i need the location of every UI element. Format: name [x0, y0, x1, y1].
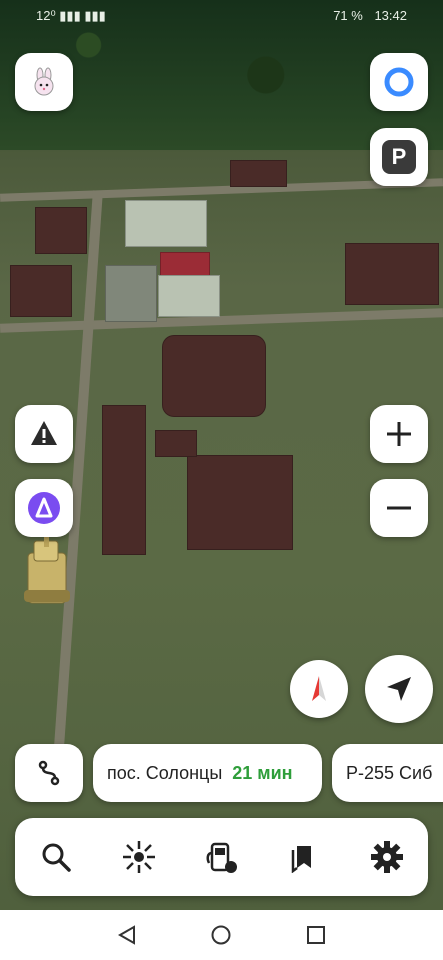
alice-ring-icon [384, 67, 414, 97]
battery-level: 71 % [333, 8, 363, 23]
field-plot [155, 430, 197, 457]
field-plot [102, 405, 146, 555]
clock: 13:42 [374, 8, 407, 23]
tank-model [24, 535, 70, 604]
bookmarks-icon [291, 846, 312, 873]
gear-icon [370, 841, 403, 873]
parking-icon: P [382, 140, 416, 174]
compass-button[interactable] [290, 660, 348, 718]
layers-button[interactable] [114, 832, 164, 882]
parking-button[interactable]: P [370, 128, 428, 186]
alice-icon [28, 492, 60, 524]
bookmarks-button[interactable] [279, 832, 329, 882]
alice-button[interactable] [15, 479, 73, 537]
back-button[interactable] [107, 915, 147, 955]
zoom-in-button[interactable] [370, 405, 428, 463]
system-nav-bar [0, 910, 443, 960]
search-button[interactable] [31, 832, 81, 882]
settings-button[interactable] [362, 832, 412, 882]
route-switch-button[interactable] [15, 744, 83, 802]
field-plot [187, 455, 293, 550]
house [125, 200, 207, 247]
search-icon [42, 843, 72, 872]
route-destination: пос. Солонцы [107, 762, 223, 783]
route-destination: Р-255 Сиб [346, 762, 433, 783]
parking-label: P [391, 144, 407, 169]
house-roof [160, 252, 210, 276]
compass-icon [312, 676, 326, 701]
minus-icon [387, 506, 411, 510]
status-bar: 12⁰ ▮▮▮ ▮▮▮ 71 % 13:42 [0, 0, 443, 32]
field-plot [35, 207, 87, 254]
bottom-toolbar [15, 818, 428, 896]
battery-time: 71 % 13:42 [333, 8, 407, 23]
locate-arrow-icon [387, 677, 411, 701]
yard [158, 275, 220, 317]
yard [105, 265, 157, 322]
locate-button[interactable] [365, 655, 433, 723]
bunny-icon [34, 67, 54, 96]
field-plot [345, 243, 439, 305]
profile-button[interactable] [15, 53, 73, 111]
route-time: 21 мин [232, 762, 293, 783]
signal-indicator: 12⁰ ▮▮▮ ▮▮▮ [36, 8, 106, 23]
route-pill[interactable]: Р-255 Сиб [332, 744, 443, 802]
recents-button[interactable] [296, 915, 336, 955]
recents-icon [306, 926, 325, 944]
layers-icon [122, 841, 155, 873]
warning-icon [31, 421, 57, 445]
field-plot [230, 160, 287, 187]
route-switch-icon [38, 760, 60, 786]
field-plot [10, 265, 72, 317]
fuel-icon [206, 842, 238, 873]
back-icon [118, 925, 136, 945]
route-pill[interactable]: пос. Солонцы 21 мин [93, 744, 322, 802]
zoom-out-button[interactable] [370, 479, 428, 537]
assistant-button[interactable] [370, 53, 428, 111]
plus-icon [387, 422, 411, 446]
fuel-button[interactable] [196, 832, 246, 882]
field-plot [162, 335, 266, 417]
home-button[interactable] [201, 915, 241, 955]
home-icon [211, 925, 231, 945]
report-button[interactable] [15, 405, 73, 463]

=-=-=-=-=

_Description of the task_. Copy out the lines of the items that start with the line containing "alice-ring-icon [384, 67, 414, 97]" and end with the line containing "bookmarks-icon [291, 846, 312, 873]", with both of those lines included and each line copied word for word.

_Result of this task_.
alice-ring-icon [384, 67, 414, 97]
battery-level: 71 % [333, 8, 363, 23]
field-plot [155, 430, 197, 457]
field-plot [102, 405, 146, 555]
clock: 13:42 [374, 8, 407, 23]
tank-model [24, 535, 70, 604]
bookmarks-icon [291, 846, 312, 873]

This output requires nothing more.